Each line of the material below that holds the word "range" needs to be copied.

-- -- --

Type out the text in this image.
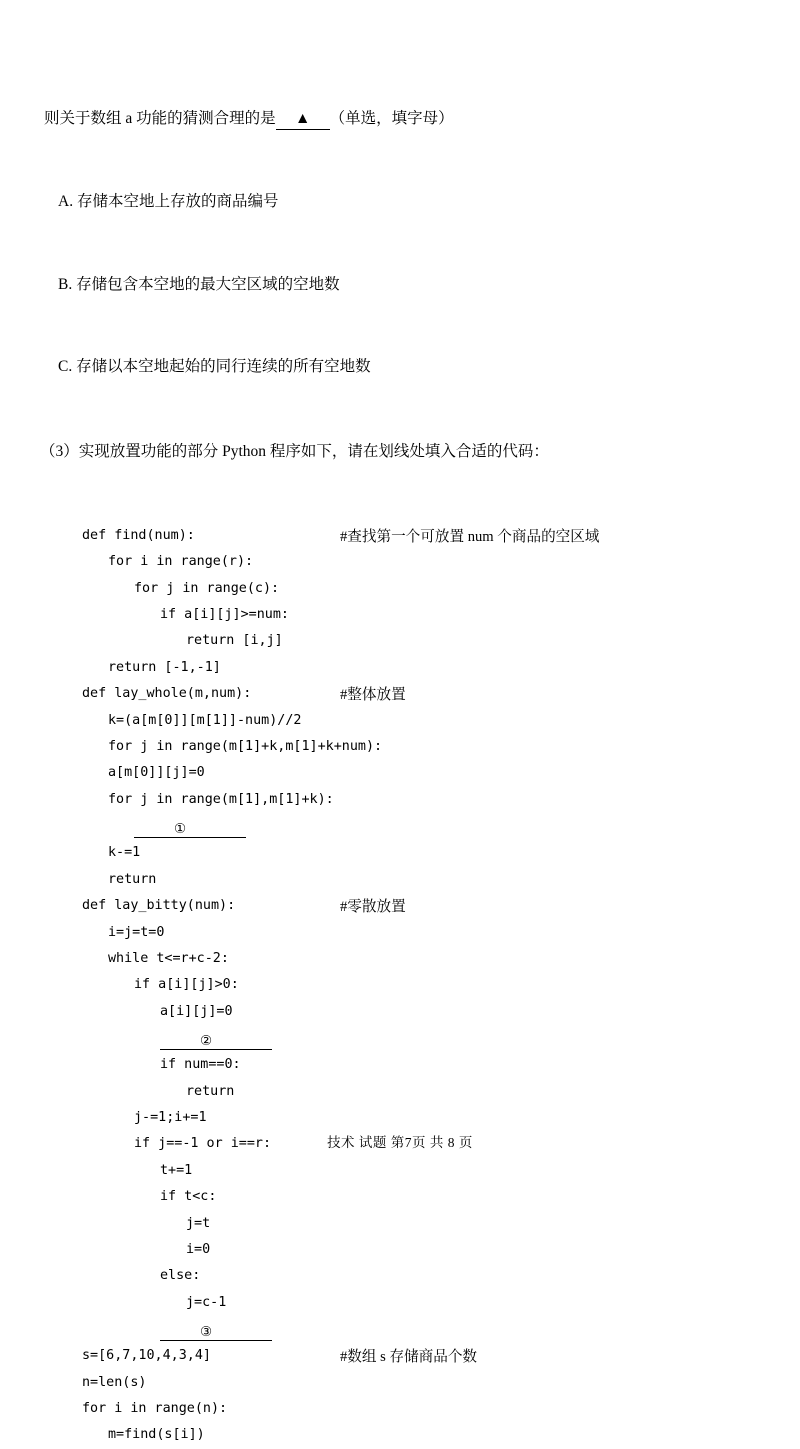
则关于数组 a 功能的猜测合理的是 ▲ （单选，填字母）

A. 存储本空地上存放的商品编号

B. 存储包含本空地的最大空区域的空地数

C. 存储以本空地起始的同行连续的所有空地数

（3）实现放置功能的部分 Python 程序如下，请在划线处填入合适的代码：

def find(num):	#查找第一个可放置 num 个商品的空区域
for i in range(r):
for j in range(c):
if a[i][j]>=num:
return [i,j]
return [-1,-1]
def lay_whole(m,num):	#整体放置
k=(a[m[0]][m[1]]-num)//2
for j in range(m[1]+k,m[1]+k+num):
a[m[0]][j]=0
for j in range(m[1],m[1]+k):
①
k-=1
return
def lay_bitty(num):	#零散放置
i=j=t=0
while t<=r+c-2:
if a[i][j]>0:
a[i][j]=0
②
if num==0:
return
j-=1;i+=1
if j==-1 or i==r:
t+=1
if t<c:
j=t
i=0
else:
j=c-1
③
s=[6,7,10,4,3,4]	#数组 s 存储商品个数
n=len(s)
for i in range(n):
m=find(s[i])
技术 试题 第7页 共 8 页
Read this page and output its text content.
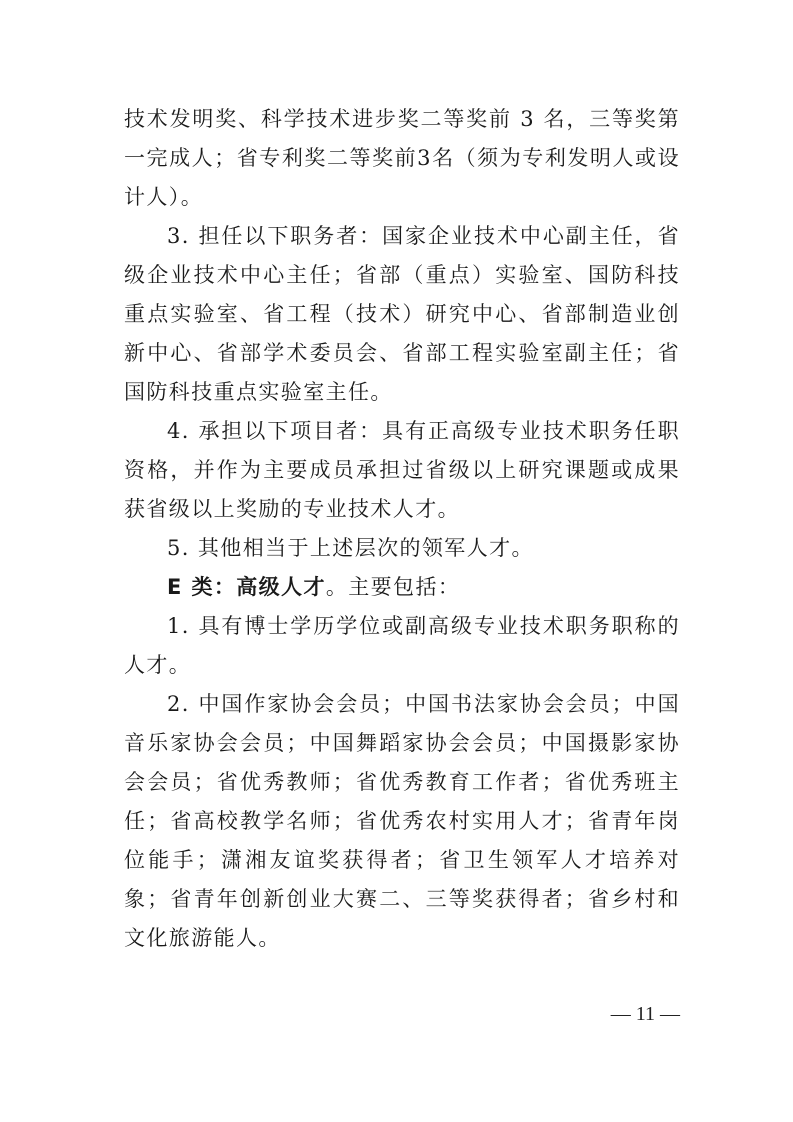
技术发明奖、科学技术进步奖二等奖前 3 名，三等奖第一完成人；省专利奖二等奖前3名（须为专利发明人或设计人）。

3. 担任以下职务者：国家企业技术中心副主任，省级企业技术中心主任；省部（重点）实验室、国防科技重点实验室、省工程（技术）研究中心、省部制造业创新中心、省部学术委员会、省部工程实验室副主任；省国防科技重点实验室主任。

4. 承担以下项目者：具有正高级专业技术职务任职资格，并作为主要成员承担过省级以上研究课题或成果获省级以上奖励的专业技术人才。

5. 其他相当于上述层次的领军人才。

E 类：高级人才。主要包括：

1. 具有博士学历学位或副高级专业技术职务职称的人才。

2. 中国作家协会会员；中国书法家协会会员；中国音乐家协会会员；中国舞蹈家协会会员；中国摄影家协会会员；省优秀教师；省优秀教育工作者；省优秀班主任；省高校教学名师；省优秀农村实用人才；省青年岗位能手；潇湘友谊奖获得者；省卫生领军人才培养对象；省青年创新创业大赛二、三等奖获得者；省乡村和文化旅游能人。

— 11 —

-- -- --

◆ **RESULT FOR THIS TASK**
for i in range(r):
for j in range(c):
for j in range(m[1]+k,m[1]+k+num):
for j in range(m[1],m[1]+k):
for i in range(n):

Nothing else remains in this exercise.